==== Material ====

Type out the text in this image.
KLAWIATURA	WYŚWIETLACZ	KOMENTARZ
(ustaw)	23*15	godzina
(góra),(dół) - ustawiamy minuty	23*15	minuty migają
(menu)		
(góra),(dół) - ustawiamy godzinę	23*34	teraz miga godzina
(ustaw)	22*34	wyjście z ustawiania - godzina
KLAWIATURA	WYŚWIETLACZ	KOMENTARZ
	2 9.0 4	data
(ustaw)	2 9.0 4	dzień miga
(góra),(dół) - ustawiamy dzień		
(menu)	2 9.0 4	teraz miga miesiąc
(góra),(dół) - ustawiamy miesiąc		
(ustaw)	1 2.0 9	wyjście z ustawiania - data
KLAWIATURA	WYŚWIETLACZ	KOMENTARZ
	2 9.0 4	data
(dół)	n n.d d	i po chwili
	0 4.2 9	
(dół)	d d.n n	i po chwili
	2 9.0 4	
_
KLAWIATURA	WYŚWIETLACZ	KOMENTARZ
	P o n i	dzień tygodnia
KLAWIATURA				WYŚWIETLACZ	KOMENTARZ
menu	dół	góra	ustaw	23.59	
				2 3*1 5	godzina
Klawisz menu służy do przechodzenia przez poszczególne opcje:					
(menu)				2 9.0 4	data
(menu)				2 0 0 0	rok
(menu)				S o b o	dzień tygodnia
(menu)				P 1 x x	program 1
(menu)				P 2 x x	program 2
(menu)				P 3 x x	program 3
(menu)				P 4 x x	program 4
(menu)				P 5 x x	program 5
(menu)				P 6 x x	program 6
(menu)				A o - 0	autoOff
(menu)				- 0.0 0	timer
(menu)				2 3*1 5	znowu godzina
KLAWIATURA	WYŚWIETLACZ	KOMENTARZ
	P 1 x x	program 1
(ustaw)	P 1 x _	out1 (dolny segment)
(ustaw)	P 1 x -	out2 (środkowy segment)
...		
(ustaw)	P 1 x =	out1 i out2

====

Every line of the data above should be copied exactly.

* Solution for this problem:
Type out the text in this image.
KLAWIATURA	WYŚWIETLACZ	KOMENTARZ
(ustaw)	23*15	godzina
(góra),(dół) - ustawiamy minuty	23*15	minuty migają
(menu)		
(góra),(dół) - ustawiamy godzinę	23*34	teraz miga godzina
(ustaw)	22*34	wyjście z ustawiania - godzina
KLAWIATURA	WYŚWIETLACZ	KOMENTARZ
	2 9.0 4	data
(ustaw)	2 9.0 4	dzień miga
(góra),(dół) - ustawiamy dzień		
(menu)	2 9.0 4	teraz miga miesiąc
(góra),(dół) - ustawiamy miesiąc		
(ustaw)	1 2.0 9	wyjście z ustawiania - data
KLAWIATURA	WYŚWIETLACZ	KOMENTARZ
	2 9.0 4	data
(dół)	n n.d d	i po chwili
	0 4.2 9	
(dół)	d d.n n	i po chwili
	2 9.0 4	
_
KLAWIATURA	WYŚWIETLACZ	KOMENTARZ
	P o n i	dzień tygodnia
KLAWIATURA				WYŚWIETLACZ	KOMENTARZ
menu	dół	góra	ustaw	23.59	
				2 3*1 5	godzina
Klawisz menu służy do przechodzenia przez poszczególne opcje:					
(menu)				2 9.0 4	data
(menu)				2 0 0 0	rok
(menu)				S o b o	dzień tygodnia
(menu)				P 1 x x	program 1
(menu)				P 2 x x	program 2
(menu)				P 3 x x	program 3
(menu)				P 4 x x	program 4
(menu)				P 5 x x	program 5
(menu)				P 6 x x	program 6
(menu)				A o - 0	autoOff
(menu)				- 0.0 0	timer
(menu)				2 3*1 5	znowu godzina
KLAWIATURA	WYŚWIETLACZ	KOMENTARZ
	P 1 x x	program 1
(ustaw)	P 1 x _	out1 (dolny segment)
(ustaw)	P 1 x -	out2 (środkowy segment)
...		
(ustaw)	P 1 x =	out1 i out2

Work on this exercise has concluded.